◆ Required work: Find every line with the word "systems". Copy those lines.

◆ Extracted entries:
- - - - -

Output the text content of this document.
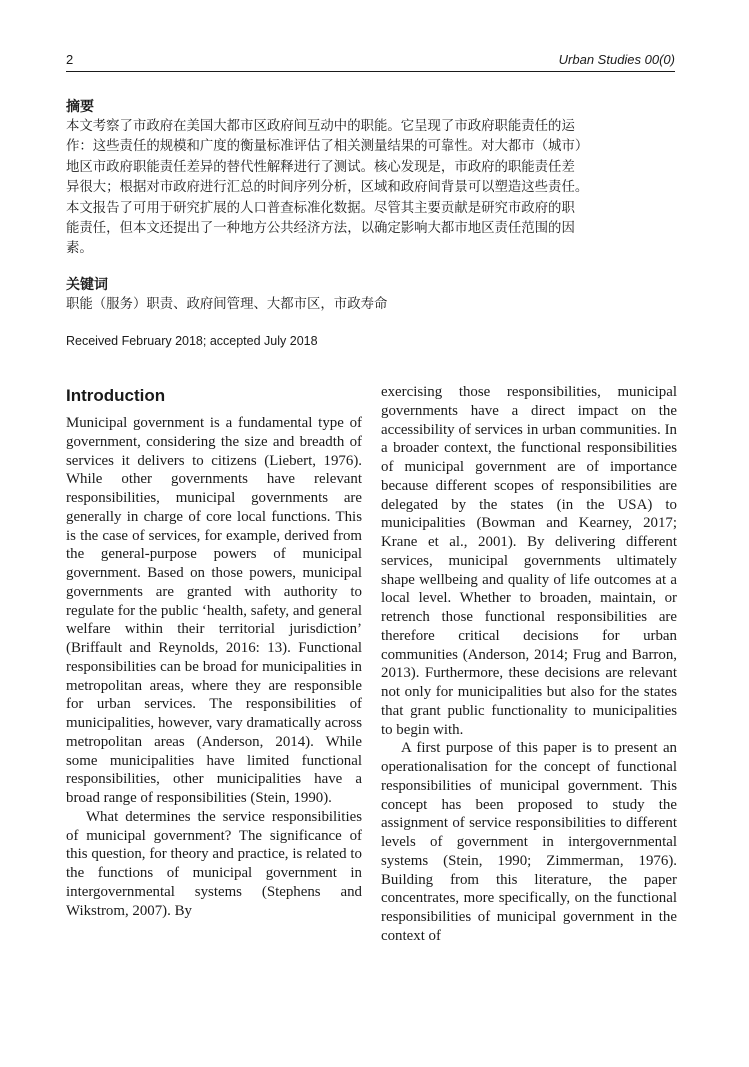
2	Urban Studies 00(0)
摘要
本文考察了市政府在美国大都市区政府间互动中的职能。它呈现了市政府职能责任的运
作：这些责任的规模和广度的衡量标准评估了相关测量结果的可靠性。对大都市（城市）
地区市政府职能责任差异的替代性解释进行了测试。核心发现是，市政府的职能责任差
异很大；根据对市政府进行汇总的时间序列分析，区域和政府间背景可以塑造这些责任。
本文报告了可用于研究扩展的人口普查标准化数据。尽管其主要贡献是研究市政府的职
能责任，但本文还提出了一种地方公共经济方法，以确定影响大都市地区责任范围的因
素。
关键词
职能（服务）职责、政府间管理、大都市区，市政寿命
Received February 2018; accepted July 2018
Introduction

Municipal government is a fundamental type of government, considering the size and breadth of services it delivers to citizens (Liebert, 1976). While other governments have relevant responsibilities, municipal governments are generally in charge of core local functions. This is the case of services, for example, derived from the general-purpose powers of municipal government. Based on those powers, municipal governments are granted with authority to regulate for the public ‘health, safety, and general welfare within their territorial jurisdiction’ (Briffault and Reynolds, 2016: 13). Functional responsibilities can be broad for municipalities in metropolitan areas, where they are responsible for urban services. The responsibilities of municipalities, however, vary dramatically across metropolitan areas (Anderson, 2014). While some municipalities have limited functional responsibilities, other municipalities have a broad range of responsibilities (Stein, 1990).

What determines the service responsibilities of municipal government? The significance of this question, for theory and practice, is related to the functions of municipal government in intergovernmental systems (Stephens and Wikstrom, 2007). By

exercising those responsibilities, municipal governments have a direct impact on the accessibility of services in urban communities. In a broader context, the functional responsibilities of municipal government are of importance because different scopes of responsibilities are delegated by the states (in the USA) to municipalities (Bowman and Kearney, 2017; Krane et al., 2001). By delivering different services, municipal governments ultimately shape wellbeing and quality of life outcomes at a local level. Whether to broaden, maintain, or retrench those functional responsibilities are therefore critical decisions for urban communities (Anderson, 2014; Frug and Barron, 2013). Furthermore, these decisions are relevant not only for municipalities but also for the states that grant public functionality to municipalities to begin with.

A first purpose of this paper is to present an operationalisation for the concept of functional responsibilities of municipal government. This concept has been proposed to study the assignment of service responsibilities to different levels of government in intergovernmental systems (Stein, 1990; Zimmerman, 1976). Building from this literature, the paper concentrates, more specifically, on the functional responsibilities of municipal government in the context of
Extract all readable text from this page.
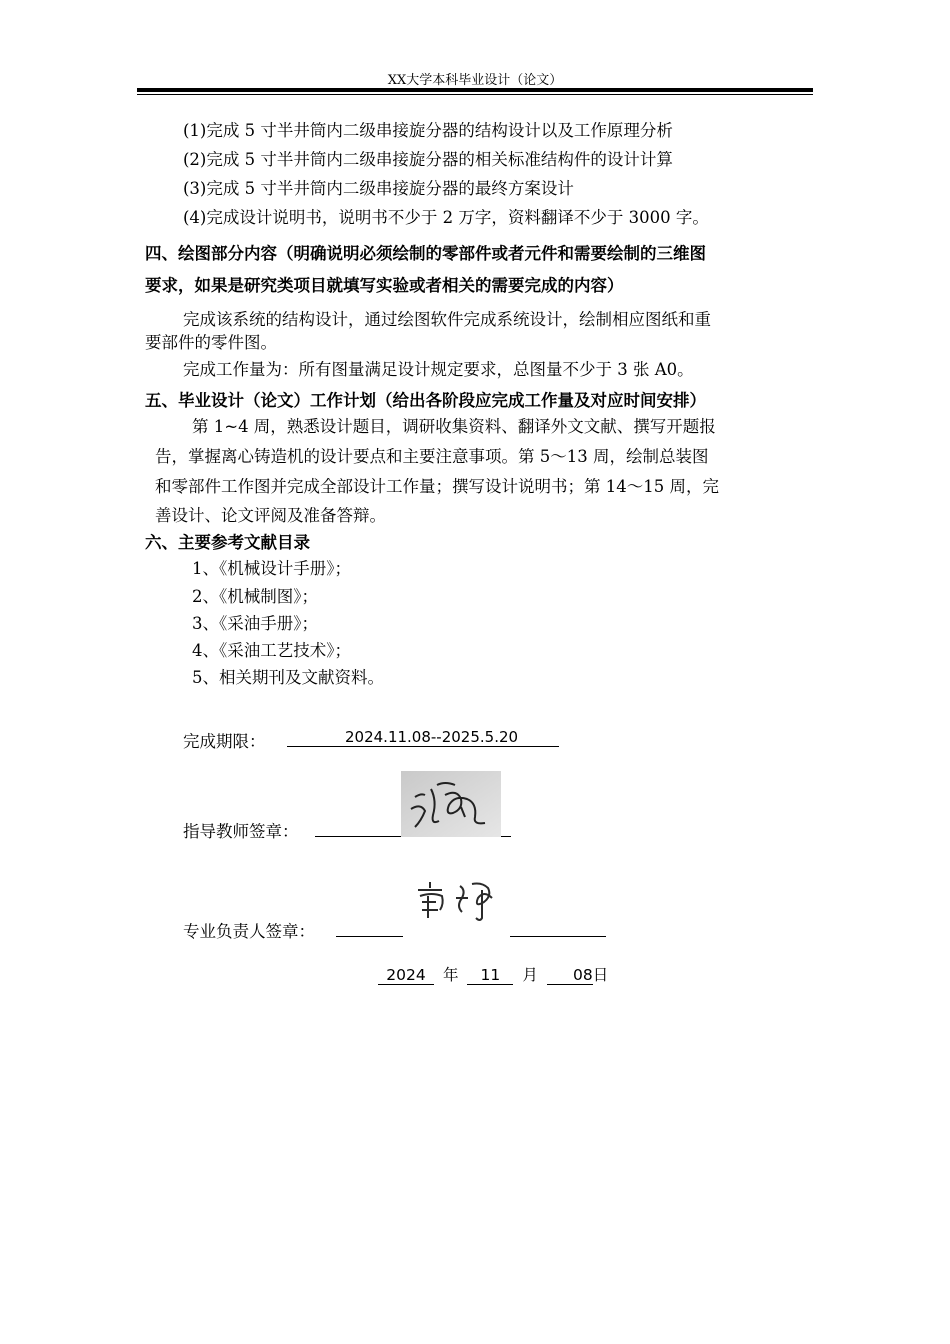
XX大学本科毕业设计（论文）
(1)完成 5 寸半井筒内二级串接旋分器的结构设计以及工作原理分析
(2)完成 5 寸半井筒内二级串接旋分器的相关标准结构件的设计计算
(3)完成 5 寸半井筒内二级串接旋分器的最终方案设计
(4)完成设计说明书，说明书不少于 2 万字，资料翻译不少于 3000 字。
四、绘图部分内容（明确说明必须绘制的零部件或者元件和需要绘制的三维图
要求，如果是研究类项目就填写实验或者相关的需要完成的内容）
完成该系统的结构设计，通过绘图软件完成系统设计，绘制相应图纸和重
要部件的零件图。
完成工作量为：所有图量满足设计规定要求，总图量不少于 3 张 A0。
五、毕业设计（论文）工作计划（给出各阶段应完成工作量及对应时间安排）
第 1~4 周，熟悉设计题目，调研收集资料、翻译外文文献、撰写开题报
告，掌握离心铸造机的设计要点和主要注意事项。第 5～13 周，绘制总装图
和零部件工作图并完成全部设计工作量；撰写设计说明书；第 14～15 周，完
善设计、论文评阅及准备答辩。
六、主要参考文献目录
1、《机械设计手册》；
2、《机械制图》；
3、《采油手册》；
4、《采油工艺技术》；
5、相关期刊及文献资料。
完成期限：	2024.11.08--2025.5.20
指导教师签章：
专业负责人签章：
2024 年 11 月 08日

- - - - -

◆ Solution to this exercise:
What determines the service responsibilities of municipal government? The significance of this question, for theory and practice, is related to the functions of municipal government in intergovernmental systems (Stephens and Wikstrom, 2007). By
A first purpose of this paper is to present an operationalisation for the concept of functional responsibilities of municipal government. This concept has been proposed to study the assignment of service responsibilities to different levels of government in intergovernmental systems (Stein, 1990; Zimmerman, 1976). Building from this literature, the paper concentrates, more specifically, on the functional responsibilities of municipal government in the context of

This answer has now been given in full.